• [Problem 1]
Write out the part of the tax-time article starting with "1. DO hire an" and going on through "the accounting function.".
• [Problem 2]
Carry on the article about saving money at income tax time, beginning right after its last sentence.

By Merrilyn F. Reid, CGA, MBA |

Did you know that your business can save money at income tax time, even if you or your staff don't understand all the nuances of the Income Tax Act?

I speak from experience when I say that an accountant's worst nightmare is the client who presents a shoe box of receipts on the eve of the filing deadline. Vying for a close second in the nightmare department is the set of unbalanced books and incomplete records such as missing bank statements, invoices and receipts. The accountant is obligated to sort out these "tangles" under time pressure and, in all probability, passes on the cost of doing so to your business. The purpose of this article is to assist you in understanding what your accountant requires and why, so that you may have a smoother year-end and income tax filing.

  1. DO hire an accountant before you start your business. There are several decisions to be made that require an accounting perspective e.g. type of business structure, choice of corporate year-end, share class structure for bonus and dividend purposes, physical workspace, equipment and computer software required to perform the accounting function.

• [Dataset]
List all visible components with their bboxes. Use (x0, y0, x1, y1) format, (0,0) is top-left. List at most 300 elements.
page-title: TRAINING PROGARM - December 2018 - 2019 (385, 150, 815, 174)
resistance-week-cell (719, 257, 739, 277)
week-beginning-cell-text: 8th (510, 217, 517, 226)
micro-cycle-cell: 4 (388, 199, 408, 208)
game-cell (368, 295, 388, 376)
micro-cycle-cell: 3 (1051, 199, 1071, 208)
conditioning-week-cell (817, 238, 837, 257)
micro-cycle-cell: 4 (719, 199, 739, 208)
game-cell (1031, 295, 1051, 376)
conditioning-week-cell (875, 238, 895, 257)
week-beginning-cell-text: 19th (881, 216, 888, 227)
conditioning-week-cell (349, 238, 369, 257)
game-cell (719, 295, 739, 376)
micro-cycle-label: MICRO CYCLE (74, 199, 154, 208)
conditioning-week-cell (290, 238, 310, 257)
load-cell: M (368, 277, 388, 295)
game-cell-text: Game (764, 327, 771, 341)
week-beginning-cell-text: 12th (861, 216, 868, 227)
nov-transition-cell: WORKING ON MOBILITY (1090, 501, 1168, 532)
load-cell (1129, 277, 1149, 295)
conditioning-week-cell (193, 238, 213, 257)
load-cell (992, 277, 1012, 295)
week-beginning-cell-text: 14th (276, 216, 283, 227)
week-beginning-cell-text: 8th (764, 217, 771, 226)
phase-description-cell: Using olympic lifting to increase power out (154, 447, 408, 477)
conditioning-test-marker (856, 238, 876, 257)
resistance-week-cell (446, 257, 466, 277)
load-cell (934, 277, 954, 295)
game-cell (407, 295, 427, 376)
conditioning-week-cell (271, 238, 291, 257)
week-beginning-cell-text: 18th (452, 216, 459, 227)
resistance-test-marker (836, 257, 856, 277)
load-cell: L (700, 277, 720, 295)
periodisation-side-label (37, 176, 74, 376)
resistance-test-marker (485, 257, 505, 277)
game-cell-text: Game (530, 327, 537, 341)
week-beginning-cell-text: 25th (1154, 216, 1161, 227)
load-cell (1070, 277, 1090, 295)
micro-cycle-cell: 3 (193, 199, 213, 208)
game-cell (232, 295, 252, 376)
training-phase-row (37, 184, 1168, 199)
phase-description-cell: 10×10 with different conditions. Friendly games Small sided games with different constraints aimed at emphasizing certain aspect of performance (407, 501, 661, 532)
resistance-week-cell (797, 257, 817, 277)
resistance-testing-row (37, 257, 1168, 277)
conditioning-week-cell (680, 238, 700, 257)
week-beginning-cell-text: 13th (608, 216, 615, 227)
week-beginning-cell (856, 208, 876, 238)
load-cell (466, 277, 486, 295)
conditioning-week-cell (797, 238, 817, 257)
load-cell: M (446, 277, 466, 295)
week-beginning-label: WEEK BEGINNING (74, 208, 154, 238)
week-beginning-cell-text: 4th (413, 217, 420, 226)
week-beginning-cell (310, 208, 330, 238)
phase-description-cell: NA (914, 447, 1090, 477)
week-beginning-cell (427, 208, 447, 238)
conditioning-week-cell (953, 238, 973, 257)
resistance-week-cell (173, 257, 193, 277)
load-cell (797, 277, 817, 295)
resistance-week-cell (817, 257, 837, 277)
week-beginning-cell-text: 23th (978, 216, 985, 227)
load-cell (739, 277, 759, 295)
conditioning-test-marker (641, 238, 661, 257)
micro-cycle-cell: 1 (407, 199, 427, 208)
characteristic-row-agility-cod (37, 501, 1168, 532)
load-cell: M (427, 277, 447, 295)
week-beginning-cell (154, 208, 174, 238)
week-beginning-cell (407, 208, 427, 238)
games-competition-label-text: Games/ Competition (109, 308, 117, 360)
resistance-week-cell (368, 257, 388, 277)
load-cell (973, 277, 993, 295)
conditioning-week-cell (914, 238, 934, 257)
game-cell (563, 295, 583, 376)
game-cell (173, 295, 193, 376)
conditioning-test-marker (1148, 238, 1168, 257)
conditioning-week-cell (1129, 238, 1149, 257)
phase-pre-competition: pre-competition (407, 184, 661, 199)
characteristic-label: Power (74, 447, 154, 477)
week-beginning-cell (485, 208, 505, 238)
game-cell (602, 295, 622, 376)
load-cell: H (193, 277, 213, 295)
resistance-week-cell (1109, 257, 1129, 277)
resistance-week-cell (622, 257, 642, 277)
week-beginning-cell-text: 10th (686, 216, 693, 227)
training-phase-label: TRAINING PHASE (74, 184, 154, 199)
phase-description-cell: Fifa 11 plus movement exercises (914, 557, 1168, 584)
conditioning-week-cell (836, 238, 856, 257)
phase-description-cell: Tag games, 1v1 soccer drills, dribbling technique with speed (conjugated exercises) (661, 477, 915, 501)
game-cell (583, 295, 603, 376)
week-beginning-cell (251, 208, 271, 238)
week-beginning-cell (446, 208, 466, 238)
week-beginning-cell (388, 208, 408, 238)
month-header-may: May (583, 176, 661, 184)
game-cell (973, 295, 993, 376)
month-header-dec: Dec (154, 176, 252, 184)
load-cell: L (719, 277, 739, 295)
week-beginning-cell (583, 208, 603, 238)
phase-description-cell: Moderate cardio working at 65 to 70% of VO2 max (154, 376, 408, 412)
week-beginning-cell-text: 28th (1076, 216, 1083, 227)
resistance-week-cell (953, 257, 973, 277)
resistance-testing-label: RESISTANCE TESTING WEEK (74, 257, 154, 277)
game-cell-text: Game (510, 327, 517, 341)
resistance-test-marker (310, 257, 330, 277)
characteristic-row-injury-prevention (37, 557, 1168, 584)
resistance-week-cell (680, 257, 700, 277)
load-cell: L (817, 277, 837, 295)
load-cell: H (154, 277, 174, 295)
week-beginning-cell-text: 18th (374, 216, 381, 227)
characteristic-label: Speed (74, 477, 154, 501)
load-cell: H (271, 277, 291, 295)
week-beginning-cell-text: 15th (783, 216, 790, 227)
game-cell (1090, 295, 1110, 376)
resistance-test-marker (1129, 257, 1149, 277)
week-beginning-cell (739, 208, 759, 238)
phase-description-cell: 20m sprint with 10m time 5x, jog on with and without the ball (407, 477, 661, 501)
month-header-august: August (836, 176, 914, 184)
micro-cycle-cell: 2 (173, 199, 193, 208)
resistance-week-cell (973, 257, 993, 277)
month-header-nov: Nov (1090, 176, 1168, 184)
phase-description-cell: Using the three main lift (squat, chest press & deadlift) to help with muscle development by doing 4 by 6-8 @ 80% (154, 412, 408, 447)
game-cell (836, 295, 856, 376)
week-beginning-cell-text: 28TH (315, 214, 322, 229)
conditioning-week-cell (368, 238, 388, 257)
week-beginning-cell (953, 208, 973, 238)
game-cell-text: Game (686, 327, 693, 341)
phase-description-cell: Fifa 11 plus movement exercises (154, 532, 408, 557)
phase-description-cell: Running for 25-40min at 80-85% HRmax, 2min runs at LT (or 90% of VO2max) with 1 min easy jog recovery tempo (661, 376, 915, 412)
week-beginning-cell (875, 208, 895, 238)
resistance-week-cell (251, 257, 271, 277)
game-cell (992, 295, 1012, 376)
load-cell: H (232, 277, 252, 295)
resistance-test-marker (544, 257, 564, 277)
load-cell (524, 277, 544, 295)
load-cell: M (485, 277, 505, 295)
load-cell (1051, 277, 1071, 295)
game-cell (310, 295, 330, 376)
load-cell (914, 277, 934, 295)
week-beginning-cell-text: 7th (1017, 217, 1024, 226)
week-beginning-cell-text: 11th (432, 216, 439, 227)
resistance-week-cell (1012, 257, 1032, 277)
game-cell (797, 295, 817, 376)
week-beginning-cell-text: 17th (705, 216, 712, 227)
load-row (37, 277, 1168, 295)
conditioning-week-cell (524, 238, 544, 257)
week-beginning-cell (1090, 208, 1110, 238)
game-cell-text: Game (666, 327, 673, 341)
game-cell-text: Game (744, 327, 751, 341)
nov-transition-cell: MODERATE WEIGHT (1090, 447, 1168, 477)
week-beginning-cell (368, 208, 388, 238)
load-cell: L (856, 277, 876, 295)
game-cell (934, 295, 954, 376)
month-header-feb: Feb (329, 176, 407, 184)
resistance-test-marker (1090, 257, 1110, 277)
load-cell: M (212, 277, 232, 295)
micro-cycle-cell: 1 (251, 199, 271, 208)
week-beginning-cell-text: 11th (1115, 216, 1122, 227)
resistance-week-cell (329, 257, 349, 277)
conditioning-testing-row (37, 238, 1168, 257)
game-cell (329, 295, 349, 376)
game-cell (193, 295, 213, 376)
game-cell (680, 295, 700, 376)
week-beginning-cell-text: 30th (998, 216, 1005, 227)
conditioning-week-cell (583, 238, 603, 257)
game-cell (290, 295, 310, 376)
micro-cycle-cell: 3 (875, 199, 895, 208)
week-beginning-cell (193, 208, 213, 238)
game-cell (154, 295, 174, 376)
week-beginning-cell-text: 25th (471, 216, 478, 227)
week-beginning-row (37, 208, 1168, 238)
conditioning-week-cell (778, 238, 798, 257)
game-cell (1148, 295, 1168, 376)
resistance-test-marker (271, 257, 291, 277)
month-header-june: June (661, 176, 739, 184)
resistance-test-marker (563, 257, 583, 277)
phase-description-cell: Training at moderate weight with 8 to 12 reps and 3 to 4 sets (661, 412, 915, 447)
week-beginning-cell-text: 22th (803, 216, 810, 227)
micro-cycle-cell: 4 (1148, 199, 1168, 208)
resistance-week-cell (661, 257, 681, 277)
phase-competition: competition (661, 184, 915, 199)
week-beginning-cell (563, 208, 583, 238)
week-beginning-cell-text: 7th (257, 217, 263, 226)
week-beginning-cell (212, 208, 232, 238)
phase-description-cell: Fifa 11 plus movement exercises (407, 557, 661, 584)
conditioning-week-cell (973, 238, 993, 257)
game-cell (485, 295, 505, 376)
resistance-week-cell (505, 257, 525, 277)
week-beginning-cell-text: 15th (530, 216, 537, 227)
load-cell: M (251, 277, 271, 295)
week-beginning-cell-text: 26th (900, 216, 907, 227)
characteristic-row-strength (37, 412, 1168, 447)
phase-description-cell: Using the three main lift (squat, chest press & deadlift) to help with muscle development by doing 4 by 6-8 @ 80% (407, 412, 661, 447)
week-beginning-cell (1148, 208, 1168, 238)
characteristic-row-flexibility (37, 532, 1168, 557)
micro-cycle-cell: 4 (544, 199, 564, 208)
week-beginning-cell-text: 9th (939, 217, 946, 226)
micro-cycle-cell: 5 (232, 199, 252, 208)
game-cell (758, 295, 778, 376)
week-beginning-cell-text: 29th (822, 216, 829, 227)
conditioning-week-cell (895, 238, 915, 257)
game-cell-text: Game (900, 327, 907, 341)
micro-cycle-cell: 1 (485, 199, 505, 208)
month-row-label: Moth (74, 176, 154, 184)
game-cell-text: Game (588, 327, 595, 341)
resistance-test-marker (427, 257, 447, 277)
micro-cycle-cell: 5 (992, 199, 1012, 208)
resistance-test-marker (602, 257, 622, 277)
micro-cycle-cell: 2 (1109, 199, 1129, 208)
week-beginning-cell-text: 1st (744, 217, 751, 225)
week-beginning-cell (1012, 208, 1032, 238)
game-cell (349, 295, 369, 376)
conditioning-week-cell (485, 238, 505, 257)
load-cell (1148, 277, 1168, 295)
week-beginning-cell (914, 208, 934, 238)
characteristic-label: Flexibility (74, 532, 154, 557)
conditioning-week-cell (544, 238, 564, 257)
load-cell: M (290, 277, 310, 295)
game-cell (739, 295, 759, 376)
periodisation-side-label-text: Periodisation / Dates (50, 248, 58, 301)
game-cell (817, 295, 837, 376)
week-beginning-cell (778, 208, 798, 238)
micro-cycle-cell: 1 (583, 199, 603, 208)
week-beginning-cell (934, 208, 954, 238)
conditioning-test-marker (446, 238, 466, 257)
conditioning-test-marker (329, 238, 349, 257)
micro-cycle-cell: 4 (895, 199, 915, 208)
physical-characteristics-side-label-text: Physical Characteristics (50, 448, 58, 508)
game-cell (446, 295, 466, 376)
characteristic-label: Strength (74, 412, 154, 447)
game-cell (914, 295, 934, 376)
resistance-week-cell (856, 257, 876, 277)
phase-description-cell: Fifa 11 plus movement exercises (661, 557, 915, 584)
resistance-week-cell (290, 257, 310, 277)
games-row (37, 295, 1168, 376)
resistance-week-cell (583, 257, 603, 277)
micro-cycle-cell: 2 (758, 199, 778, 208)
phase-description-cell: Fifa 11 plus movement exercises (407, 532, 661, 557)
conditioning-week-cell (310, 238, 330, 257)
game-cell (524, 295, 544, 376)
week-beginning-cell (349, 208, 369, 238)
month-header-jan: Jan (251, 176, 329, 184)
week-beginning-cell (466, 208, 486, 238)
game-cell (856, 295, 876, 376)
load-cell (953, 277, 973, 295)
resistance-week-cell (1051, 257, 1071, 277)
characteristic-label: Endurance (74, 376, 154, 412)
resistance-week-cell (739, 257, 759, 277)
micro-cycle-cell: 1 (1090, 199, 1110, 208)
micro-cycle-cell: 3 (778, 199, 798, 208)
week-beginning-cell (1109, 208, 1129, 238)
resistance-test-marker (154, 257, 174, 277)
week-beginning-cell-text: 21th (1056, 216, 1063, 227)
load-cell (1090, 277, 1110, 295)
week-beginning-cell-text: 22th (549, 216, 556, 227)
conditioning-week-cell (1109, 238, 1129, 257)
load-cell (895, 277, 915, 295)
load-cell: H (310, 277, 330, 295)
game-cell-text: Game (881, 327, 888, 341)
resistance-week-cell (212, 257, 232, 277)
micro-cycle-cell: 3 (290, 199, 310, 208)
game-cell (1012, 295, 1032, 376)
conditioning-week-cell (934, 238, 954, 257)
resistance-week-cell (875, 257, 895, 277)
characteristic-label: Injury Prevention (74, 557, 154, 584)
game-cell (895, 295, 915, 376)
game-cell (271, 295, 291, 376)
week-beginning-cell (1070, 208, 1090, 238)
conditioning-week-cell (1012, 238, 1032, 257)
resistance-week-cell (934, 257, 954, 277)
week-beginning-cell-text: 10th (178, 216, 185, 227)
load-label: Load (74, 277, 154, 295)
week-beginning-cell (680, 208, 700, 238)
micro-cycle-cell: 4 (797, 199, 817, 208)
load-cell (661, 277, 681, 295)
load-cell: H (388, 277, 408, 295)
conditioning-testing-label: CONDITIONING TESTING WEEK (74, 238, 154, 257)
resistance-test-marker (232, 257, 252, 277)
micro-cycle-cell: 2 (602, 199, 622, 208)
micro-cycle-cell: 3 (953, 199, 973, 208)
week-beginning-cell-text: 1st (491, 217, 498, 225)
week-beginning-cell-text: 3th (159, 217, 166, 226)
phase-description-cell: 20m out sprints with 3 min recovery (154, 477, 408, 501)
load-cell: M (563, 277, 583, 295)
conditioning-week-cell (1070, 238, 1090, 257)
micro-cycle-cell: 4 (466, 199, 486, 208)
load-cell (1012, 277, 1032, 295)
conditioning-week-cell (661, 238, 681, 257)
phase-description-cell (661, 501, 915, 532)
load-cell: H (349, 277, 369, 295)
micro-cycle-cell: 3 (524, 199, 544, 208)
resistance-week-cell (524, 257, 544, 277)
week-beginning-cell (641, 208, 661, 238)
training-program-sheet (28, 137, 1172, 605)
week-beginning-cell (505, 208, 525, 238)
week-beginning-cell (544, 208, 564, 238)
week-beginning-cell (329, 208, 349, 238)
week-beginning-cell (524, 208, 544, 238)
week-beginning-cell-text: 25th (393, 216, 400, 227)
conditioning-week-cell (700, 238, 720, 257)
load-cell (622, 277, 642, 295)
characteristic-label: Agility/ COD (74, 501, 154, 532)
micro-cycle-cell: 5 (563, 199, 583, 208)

• [Task output 1]
1. DO hire an accountant before you start your business. There are several decisions to be made that require an accounting perspective e.g. type of business structure, choice of corporate year-end, share class structure for bonus and dividend purposes, physical workspace, equipment and computer software required to perform the accounting function.

• [Task output 2]
  2. DO determine who will perform the daily bookkeeping service and articulate your expectations. Monitor the situation to ensure that the job is getting done in a timely and correct manner and make personnel/procedural changes as required. Assign a realistic deadline for all processing to be complete every month - many companies are comfortable with the 12th or 15th of the following month. If the accounting function is constantly late, it cannot assist you in making management decisions, securing/maintaining additional financing or filing the company's GST returns.
  3. DO maintain your deposit books in daily sequence and put notations on unusual items to assist the bookkeeper in classifying them.
  4. DO reference the cheque number on each invoice, stamp each page of the invoice "Paid" to avoid duplicate payment and file the invoices in file folders by vendor name. If you keep accounts payable vendor files organized alphabetically in a filing cabinet or shelf, they can then be easily referred to on a moment's notice.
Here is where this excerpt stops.